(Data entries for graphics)
*-*-*

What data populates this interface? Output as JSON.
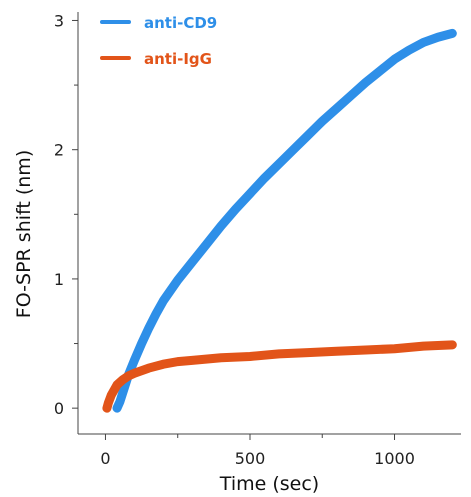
{
  "chart_data": {
    "type": "line",
    "xlabel": "Time (sec)",
    "ylabel": "FO-SPR shift (nm)",
    "xlim": [
      -95,
      1230
    ],
    "ylim": [
      -0.2,
      3.05
    ],
    "x_ticks": [
      {
        "value": 0,
        "label": "0"
      },
      {
        "value": 250,
        "label": ""
      },
      {
        "value": 500,
        "label": "500"
      },
      {
        "value": 750,
        "label": ""
      },
      {
        "value": 1000,
        "label": "1000"
      }
    ],
    "y_ticks": [
      {
        "value": 0,
        "label": "0"
      },
      {
        "value": 0.5,
        "label": ""
      },
      {
        "value": 1,
        "label": "1"
      },
      {
        "value": 1.5,
        "label": ""
      },
      {
        "value": 2,
        "label": "2"
      },
      {
        "value": 2.5,
        "label": ""
      },
      {
        "value": 3,
        "label": "3"
      }
    ],
    "legend_position": "top-left",
    "series": [
      {
        "name": "anti-CD9",
        "color": "#2E8FE8",
        "x": [
          40,
          50,
          60,
          70,
          80,
          100,
          125,
          150,
          175,
          200,
          250,
          300,
          350,
          400,
          450,
          500,
          550,
          600,
          650,
          700,
          750,
          800,
          850,
          900,
          950,
          1000,
          1050,
          1100,
          1150,
          1200
        ],
        "y": [
          0.0,
          0.05,
          0.12,
          0.19,
          0.26,
          0.37,
          0.5,
          0.62,
          0.73,
          0.83,
          0.99,
          1.13,
          1.27,
          1.41,
          1.54,
          1.66,
          1.78,
          1.89,
          2.0,
          2.11,
          2.22,
          2.32,
          2.42,
          2.52,
          2.61,
          2.7,
          2.77,
          2.83,
          2.87,
          2.9
        ]
      },
      {
        "name": "anti-IgG",
        "color": "#E25419",
        "x": [
          5,
          10,
          20,
          30,
          40,
          60,
          80,
          100,
          150,
          200,
          250,
          300,
          400,
          500,
          600,
          700,
          800,
          900,
          1000,
          1100,
          1200
        ],
        "y": [
          0.0,
          0.04,
          0.1,
          0.14,
          0.18,
          0.22,
          0.25,
          0.27,
          0.31,
          0.34,
          0.36,
          0.37,
          0.39,
          0.4,
          0.42,
          0.43,
          0.44,
          0.45,
          0.46,
          0.48,
          0.49
        ]
      }
    ]
  }
}
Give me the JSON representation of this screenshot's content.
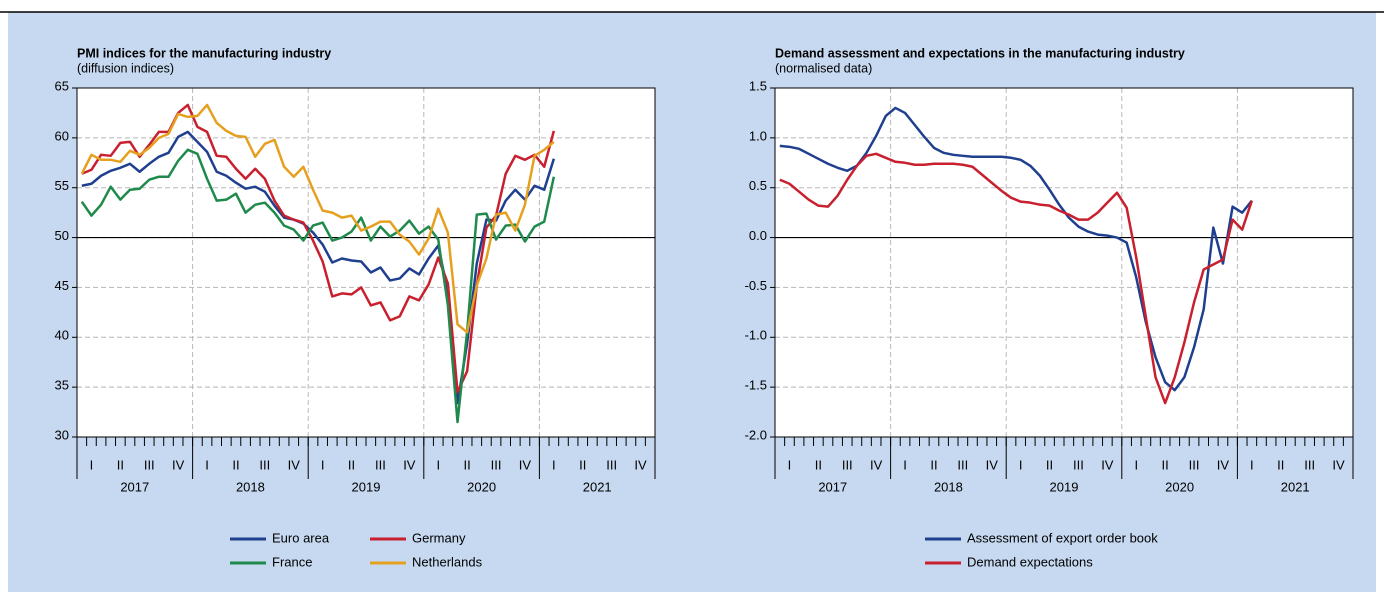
{
  "chart_data": [
    {
      "type": "line",
      "title": "PMI indices for the manufacturing industry",
      "subtitle": "(diffusion indices)",
      "categories": [
        null,
        "I",
        null,
        null,
        "II",
        null,
        null,
        "III",
        null,
        null,
        "IV",
        null,
        null,
        "I",
        null,
        null,
        "II",
        null,
        null,
        "III",
        null,
        null,
        "IV",
        null,
        null,
        "I",
        null,
        null,
        "II",
        null,
        null,
        "III",
        null,
        null,
        "IV",
        null,
        null,
        "I",
        null,
        null,
        "II",
        null,
        null,
        "III",
        null,
        null,
        "IV",
        null,
        null,
        "I",
        null,
        null,
        "II",
        null,
        null,
        "III",
        null,
        null,
        "IV",
        null
      ],
      "years": [
        "2017",
        "2018",
        "2019",
        "2020",
        "2021"
      ],
      "ylim": [
        30,
        65
      ],
      "yticks": [
        30,
        35,
        40,
        45,
        50,
        55,
        60,
        65
      ],
      "grid": true,
      "reference_line": 50,
      "series": [
        {
          "name": "Euro area",
          "color": "#1f3f8f",
          "values": [
            55.2,
            55.4,
            56.2,
            56.7,
            57.0,
            57.4,
            56.6,
            57.4,
            58.1,
            58.5,
            60.1,
            60.6,
            59.6,
            58.6,
            56.6,
            56.2,
            55.5,
            54.9,
            55.1,
            54.6,
            53.2,
            52.0,
            51.8,
            51.4,
            50.5,
            49.3,
            47.5,
            47.9,
            47.7,
            47.6,
            46.5,
            47.0,
            45.7,
            45.9,
            46.9,
            46.3,
            47.9,
            49.2,
            44.5,
            33.4,
            39.4,
            47.4,
            51.8,
            51.7,
            53.7,
            54.8,
            53.8,
            55.2,
            54.8,
            57.9,
            null,
            null,
            null,
            null,
            null,
            null,
            null,
            null,
            null,
            null
          ]
        },
        {
          "name": "Germany",
          "color": "#c8202e",
          "values": [
            56.4,
            56.8,
            58.3,
            58.2,
            59.5,
            59.6,
            58.1,
            59.3,
            60.6,
            60.6,
            62.5,
            63.3,
            61.1,
            60.6,
            58.2,
            58.1,
            56.9,
            55.9,
            56.9,
            55.9,
            53.7,
            52.2,
            51.8,
            51.5,
            49.7,
            47.6,
            44.1,
            44.4,
            44.3,
            45.0,
            43.2,
            43.5,
            41.7,
            42.1,
            44.1,
            43.7,
            45.3,
            48.0,
            45.4,
            34.5,
            36.6,
            45.2,
            51.0,
            52.2,
            56.4,
            58.2,
            57.8,
            58.3,
            57.1,
            60.7,
            null,
            null,
            null,
            null,
            null,
            null,
            null,
            null,
            null,
            null
          ]
        },
        {
          "name": "France",
          "color": "#1f8a4c",
          "values": [
            53.6,
            52.2,
            53.3,
            55.1,
            53.8,
            54.8,
            54.9,
            55.8,
            56.1,
            56.1,
            57.7,
            58.8,
            58.4,
            55.9,
            53.7,
            53.8,
            54.4,
            52.5,
            53.3,
            53.5,
            52.5,
            51.2,
            50.8,
            49.7,
            51.2,
            51.5,
            49.7,
            50.0,
            50.6,
            52.0,
            49.7,
            51.1,
            50.1,
            50.7,
            51.7,
            50.4,
            51.1,
            49.8,
            43.2,
            31.5,
            40.6,
            52.3,
            52.4,
            49.8,
            51.2,
            51.3,
            49.6,
            51.1,
            51.6,
            56.1,
            null,
            null,
            null,
            null,
            null,
            null,
            null,
            null,
            null,
            null
          ]
        },
        {
          "name": "Netherlands",
          "color": "#e6a020",
          "values": [
            56.4,
            58.3,
            57.8,
            57.8,
            57.6,
            58.7,
            58.3,
            59.0,
            60.0,
            60.4,
            62.4,
            62.1,
            62.2,
            63.3,
            61.5,
            60.7,
            60.2,
            60.1,
            58.1,
            59.4,
            59.8,
            57.1,
            56.1,
            57.1,
            54.8,
            52.7,
            52.5,
            52.0,
            52.2,
            50.7,
            51.1,
            51.6,
            51.6,
            50.3,
            49.6,
            48.3,
            49.9,
            52.9,
            50.5,
            41.3,
            40.5,
            45.2,
            47.9,
            52.3,
            52.5,
            50.7,
            53.3,
            58.2,
            58.8,
            59.6,
            null,
            null,
            null,
            null,
            null,
            null,
            null,
            null,
            null,
            null
          ]
        }
      ]
    },
    {
      "type": "line",
      "title": "Demand assessment and expectations in the manufacturing industry",
      "subtitle": "(normalised data)",
      "categories": [
        null,
        "I",
        null,
        null,
        "II",
        null,
        null,
        "III",
        null,
        null,
        "IV",
        null,
        null,
        "I",
        null,
        null,
        "II",
        null,
        null,
        "III",
        null,
        null,
        "IV",
        null,
        null,
        "I",
        null,
        null,
        "II",
        null,
        null,
        "III",
        null,
        null,
        "IV",
        null,
        null,
        "I",
        null,
        null,
        "II",
        null,
        null,
        "III",
        null,
        null,
        "IV",
        null,
        null,
        "I",
        null,
        null,
        "II",
        null,
        null,
        "III",
        null,
        null,
        "IV",
        null
      ],
      "years": [
        "2017",
        "2018",
        "2019",
        "2020",
        "2021"
      ],
      "ylim": [
        -2,
        1.5
      ],
      "yticks": [
        {
          "value": -2,
          "label": "-2.0"
        },
        -1.5,
        {
          "value": -1,
          "label": "-1.0"
        },
        -0.5,
        {
          "value": 0,
          "label": "0.0"
        },
        0.5,
        {
          "value": 1,
          "label": "1.0"
        },
        1.5
      ],
      "grid": true,
      "reference_line": 0,
      "series": [
        {
          "name": "Assessment of export order book",
          "color": "#1f3f8f",
          "values": [
            0.92,
            0.91,
            0.89,
            0.84,
            0.79,
            0.74,
            0.7,
            0.67,
            0.72,
            0.85,
            1.02,
            1.22,
            1.3,
            1.25,
            1.13,
            1.01,
            0.9,
            0.85,
            0.83,
            0.82,
            0.81,
            0.81,
            0.81,
            0.81,
            0.8,
            0.78,
            0.72,
            0.62,
            0.48,
            0.33,
            0.2,
            0.11,
            0.06,
            0.03,
            0.02,
            0.0,
            -0.05,
            -0.4,
            -0.85,
            -1.2,
            -1.45,
            -1.53,
            -1.4,
            -1.1,
            -0.72,
            0.1,
            -0.26,
            0.31,
            0.25,
            0.37,
            null,
            null,
            null,
            null,
            null,
            null,
            null,
            null,
            null,
            null
          ]
        },
        {
          "name": "Demand expectations",
          "color": "#c8202e",
          "values": [
            0.58,
            0.54,
            0.46,
            0.38,
            0.32,
            0.31,
            0.42,
            0.58,
            0.72,
            0.82,
            0.84,
            0.8,
            0.76,
            0.75,
            0.73,
            0.73,
            0.74,
            0.74,
            0.74,
            0.73,
            0.71,
            0.63,
            0.55,
            0.47,
            0.4,
            0.36,
            0.35,
            0.33,
            0.32,
            0.27,
            0.23,
            0.18,
            0.18,
            0.25,
            0.35,
            0.45,
            0.3,
            -0.2,
            -0.8,
            -1.4,
            -1.66,
            -1.4,
            -1.05,
            -0.65,
            -0.32,
            -0.27,
            -0.22,
            0.18,
            0.08,
            0.37,
            null,
            null,
            null,
            null,
            null,
            null,
            null,
            null,
            null,
            null
          ]
        }
      ]
    }
  ]
}
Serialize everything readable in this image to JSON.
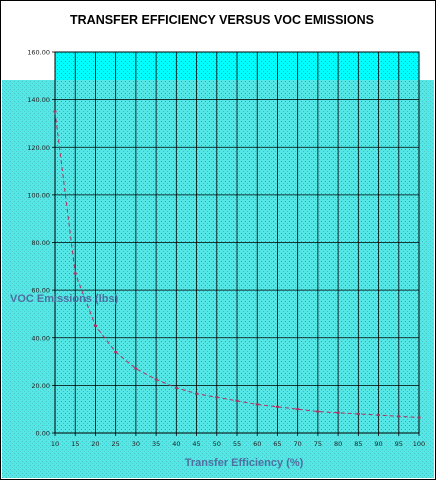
{
  "chart_data": {
    "type": "line",
    "title": "TRANSFER EFFICIENCY VERSUS VOC EMISSIONS",
    "xlabel": "Transfer Efficiency (%)",
    "ylabel": "VOC Emissions (lbs)",
    "x": [
      10,
      15,
      20,
      25,
      30,
      35,
      40,
      45,
      50,
      55,
      60,
      65,
      70,
      75,
      80,
      85,
      90,
      95,
      100
    ],
    "y_ticks": [
      "0.00",
      "20.00",
      "40.00",
      "60.00",
      "80.00",
      "100.00",
      "120.00",
      "140.00",
      "160.00"
    ],
    "x_ticks": [
      "10",
      "15",
      "20",
      "25",
      "30",
      "35",
      "40",
      "45",
      "50",
      "55",
      "60",
      "65",
      "70",
      "75",
      "80",
      "85",
      "90",
      "95",
      "100"
    ],
    "ylim": [
      0,
      160
    ],
    "grid": true,
    "legend": "none",
    "series": [
      {
        "values": [
          135,
          67,
          45,
          34,
          27,
          22.5,
          19,
          16.5,
          15,
          13.5,
          12,
          11,
          10,
          9,
          8.5,
          8,
          7.5,
          7,
          6.5
        ]
      }
    ],
    "colors": {
      "plot_fill": "#00ffff",
      "plot_fill_lower": "#55e6e6",
      "gridline": "#000000",
      "line": "#b03060",
      "axis_label": "#4f6fa0"
    }
  }
}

*-*-*

- Job
Gather each line in these records that contains the string "JSON".

- Full output
What data populates this interface? Output as JSON.
Give me the JSON representation of this screenshot's content.
Serialize everything readable in this image to JSON.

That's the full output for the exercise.